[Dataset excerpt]
****************

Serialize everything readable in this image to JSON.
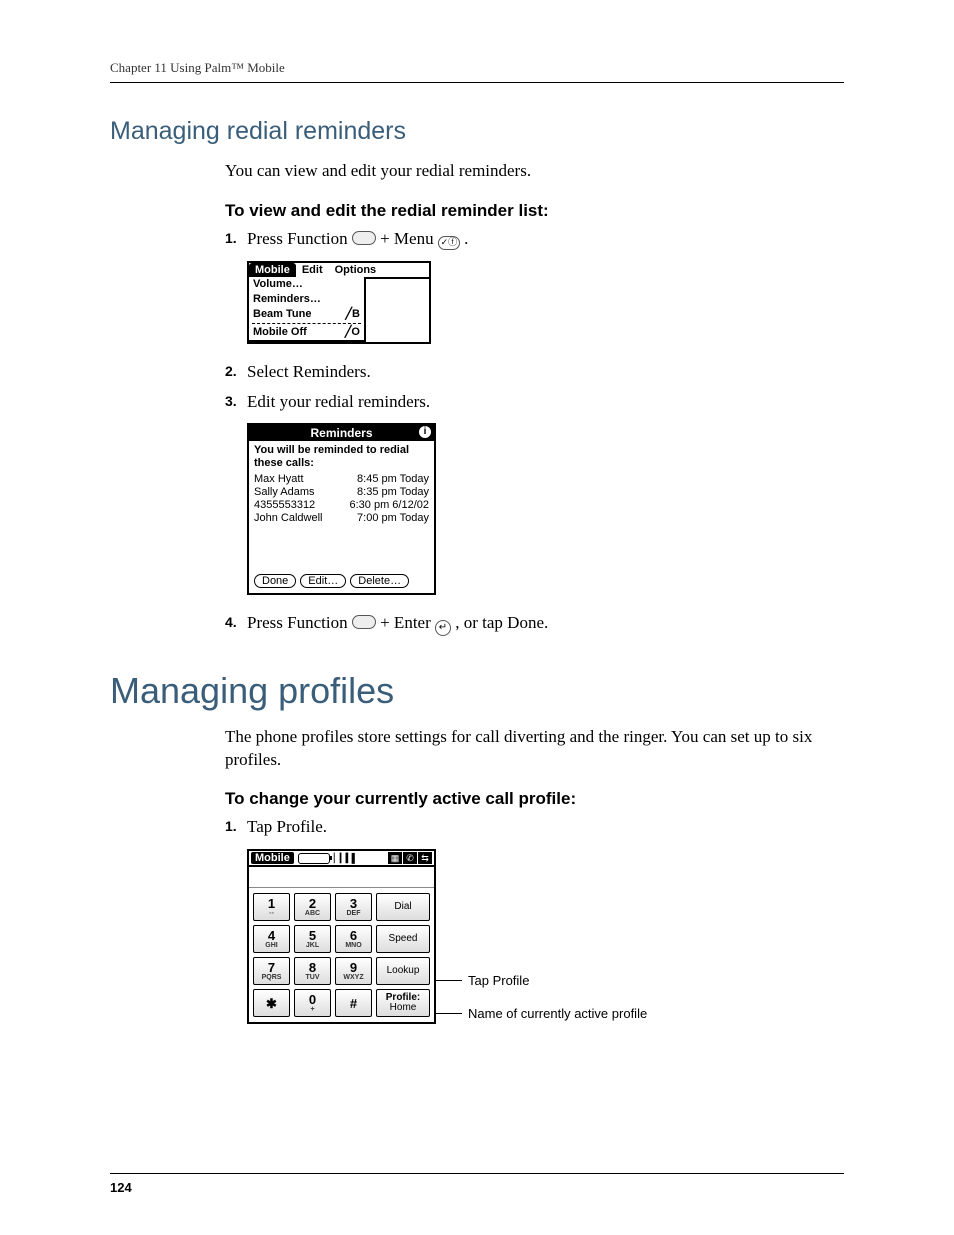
{
  "runningHead": "Chapter 11   Using Palm™ Mobile",
  "section1": {
    "title": "Managing redial reminders",
    "intro": "You can view and edit your redial reminders.",
    "procTitle": "To view and edit the redial reminder list:",
    "steps": {
      "s1a": "Press Function ",
      "s1b": " + Menu ",
      "s1c": ".",
      "s2": "Select Reminders.",
      "s3": "Edit your redial reminders.",
      "s4a": "Press Function ",
      "s4b": " + Enter ",
      "s4c": ", or tap Done."
    }
  },
  "fig1": {
    "tabs": [
      "Mobile",
      "Edit",
      "Options"
    ],
    "items": [
      {
        "label": "Volume…",
        "accel": ""
      },
      {
        "label": "Reminders…",
        "accel": ""
      },
      {
        "label": "Beam Tune",
        "accel": "╱B"
      },
      {
        "label": "Mobile Off",
        "accel": "╱O"
      }
    ]
  },
  "fig2": {
    "title": "Reminders",
    "msg": "You will be reminded to redial these calls:",
    "rows": [
      {
        "name": "Max Hyatt",
        "time": "8:45 pm Today"
      },
      {
        "name": "Sally Adams",
        "time": "8:35 pm Today"
      },
      {
        "name": "4355553312",
        "time": "6:30 pm 6/12/02"
      },
      {
        "name": "John Caldwell",
        "time": "7:00 pm Today"
      }
    ],
    "buttons": [
      "Done",
      "Edit…",
      "Delete…"
    ]
  },
  "section2": {
    "title": "Managing profiles",
    "intro": "The phone profiles store settings for call diverting and the ringer. You can set up to six profiles.",
    "procTitle": "To change your currently active call profile:",
    "step1": "Tap Profile."
  },
  "fig3": {
    "brand": "Mobile",
    "keypad": [
      {
        "d": "1",
        "s": "◦◦"
      },
      {
        "d": "2",
        "s": "ABC"
      },
      {
        "d": "3",
        "s": "DEF"
      },
      {
        "d": "4",
        "s": "GHI"
      },
      {
        "d": "5",
        "s": "JKL"
      },
      {
        "d": "6",
        "s": "MNO"
      },
      {
        "d": "7",
        "s": "PQRS"
      },
      {
        "d": "8",
        "s": "TUV"
      },
      {
        "d": "9",
        "s": "WXYZ"
      },
      {
        "d": "✱",
        "s": ""
      },
      {
        "d": "0",
        "s": "+"
      },
      {
        "d": "#",
        "s": ""
      }
    ],
    "side": [
      "Dial",
      "Speed",
      "Lookup"
    ],
    "profileLabel": "Profile:",
    "profileValue": "Home",
    "callout1": "Tap Profile",
    "callout2": "Name of currently active profile"
  },
  "pageNumber": "124",
  "keyGlyphs": {
    "menu": "✓ⓕ",
    "enter": "↵"
  }
}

****************

# Task details:
Select every line of the material above holding the word "Function" and copy it.

# Right answer:
      "s1a": "Press Function ",
      "s4a": "Press Function ",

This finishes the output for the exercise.